Work to complete: Write out the material word for word, beginning at the line that contains "Decompose this screenshot" and stopping after the line that contains "- Circle shape: [449, 158, 533, 239]".

Excerpted records:
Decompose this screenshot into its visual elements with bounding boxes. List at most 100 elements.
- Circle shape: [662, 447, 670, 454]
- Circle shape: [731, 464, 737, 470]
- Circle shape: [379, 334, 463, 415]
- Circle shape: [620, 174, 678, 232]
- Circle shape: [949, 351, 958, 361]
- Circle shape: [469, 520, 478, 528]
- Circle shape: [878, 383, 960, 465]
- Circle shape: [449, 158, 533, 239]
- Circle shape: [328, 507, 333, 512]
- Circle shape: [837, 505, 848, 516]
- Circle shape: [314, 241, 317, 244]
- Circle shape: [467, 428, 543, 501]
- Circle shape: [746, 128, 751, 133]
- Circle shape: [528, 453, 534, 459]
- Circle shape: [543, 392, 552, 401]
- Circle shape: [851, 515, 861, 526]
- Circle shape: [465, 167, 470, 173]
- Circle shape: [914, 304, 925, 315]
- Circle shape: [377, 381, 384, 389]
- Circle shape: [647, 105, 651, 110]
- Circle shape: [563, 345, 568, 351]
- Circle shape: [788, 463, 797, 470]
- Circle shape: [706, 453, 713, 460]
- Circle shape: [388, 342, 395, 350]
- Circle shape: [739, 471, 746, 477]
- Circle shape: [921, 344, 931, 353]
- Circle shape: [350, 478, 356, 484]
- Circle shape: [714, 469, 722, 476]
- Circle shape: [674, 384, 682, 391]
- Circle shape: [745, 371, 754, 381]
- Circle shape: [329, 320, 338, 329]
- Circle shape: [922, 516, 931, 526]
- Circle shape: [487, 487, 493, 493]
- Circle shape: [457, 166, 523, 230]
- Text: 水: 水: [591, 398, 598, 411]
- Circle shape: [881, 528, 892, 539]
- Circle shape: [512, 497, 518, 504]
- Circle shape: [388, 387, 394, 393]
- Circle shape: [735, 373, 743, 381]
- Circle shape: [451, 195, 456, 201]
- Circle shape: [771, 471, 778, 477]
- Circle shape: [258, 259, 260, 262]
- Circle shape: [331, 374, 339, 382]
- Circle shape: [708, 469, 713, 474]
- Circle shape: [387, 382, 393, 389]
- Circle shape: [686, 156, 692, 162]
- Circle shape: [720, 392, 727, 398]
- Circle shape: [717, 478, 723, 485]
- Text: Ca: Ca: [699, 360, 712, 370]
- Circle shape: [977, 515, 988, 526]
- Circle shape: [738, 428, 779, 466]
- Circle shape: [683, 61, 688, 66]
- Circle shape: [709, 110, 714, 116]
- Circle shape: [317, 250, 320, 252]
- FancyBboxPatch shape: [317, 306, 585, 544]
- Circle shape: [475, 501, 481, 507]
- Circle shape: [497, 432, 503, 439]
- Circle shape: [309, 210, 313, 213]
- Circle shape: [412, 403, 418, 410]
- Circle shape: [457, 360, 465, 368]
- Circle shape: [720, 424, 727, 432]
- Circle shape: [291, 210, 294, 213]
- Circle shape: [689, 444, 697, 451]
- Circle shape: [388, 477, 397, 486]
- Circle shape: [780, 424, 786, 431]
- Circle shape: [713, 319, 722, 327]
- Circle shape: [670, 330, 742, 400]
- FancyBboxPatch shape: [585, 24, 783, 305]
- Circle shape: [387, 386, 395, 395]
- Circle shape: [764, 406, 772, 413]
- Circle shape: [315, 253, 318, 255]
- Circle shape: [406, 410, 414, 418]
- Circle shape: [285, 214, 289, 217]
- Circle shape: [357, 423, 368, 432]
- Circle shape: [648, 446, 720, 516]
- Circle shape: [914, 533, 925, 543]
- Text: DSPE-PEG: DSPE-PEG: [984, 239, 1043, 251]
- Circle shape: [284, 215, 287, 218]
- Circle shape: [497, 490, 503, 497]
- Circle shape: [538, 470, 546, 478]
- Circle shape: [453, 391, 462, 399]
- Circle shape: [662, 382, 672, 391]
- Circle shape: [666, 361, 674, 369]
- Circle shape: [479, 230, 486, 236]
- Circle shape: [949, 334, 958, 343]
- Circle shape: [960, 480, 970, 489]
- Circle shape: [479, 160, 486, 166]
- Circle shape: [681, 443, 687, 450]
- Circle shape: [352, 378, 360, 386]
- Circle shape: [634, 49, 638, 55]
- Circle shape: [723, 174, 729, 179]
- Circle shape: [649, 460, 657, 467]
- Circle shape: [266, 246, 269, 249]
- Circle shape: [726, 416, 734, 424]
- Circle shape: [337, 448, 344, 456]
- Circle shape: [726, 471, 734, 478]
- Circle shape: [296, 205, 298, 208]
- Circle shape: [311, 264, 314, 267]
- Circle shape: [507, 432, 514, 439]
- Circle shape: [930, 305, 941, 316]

* * *

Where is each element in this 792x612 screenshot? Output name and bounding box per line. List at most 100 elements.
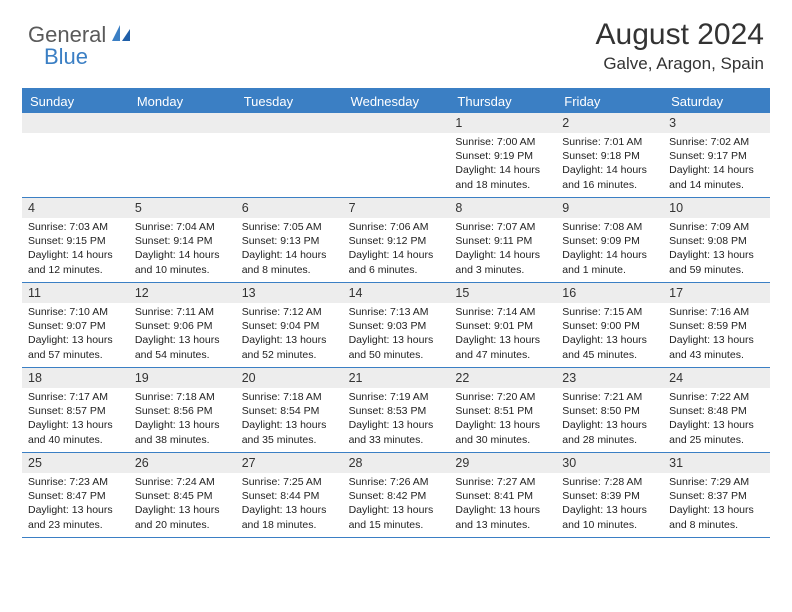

Result for this task:
Decompose this screenshot into its visual elements with bounding boxes. List at most 100 elements.
- Circle shape: [662, 447, 670, 454]
- Circle shape: [731, 464, 737, 470]
- Circle shape: [379, 334, 463, 415]
- Circle shape: [620, 174, 678, 232]
- Circle shape: [949, 351, 958, 361]
- Circle shape: [469, 520, 478, 528]
- Circle shape: [878, 383, 960, 465]
- Circle shape: [449, 158, 533, 239]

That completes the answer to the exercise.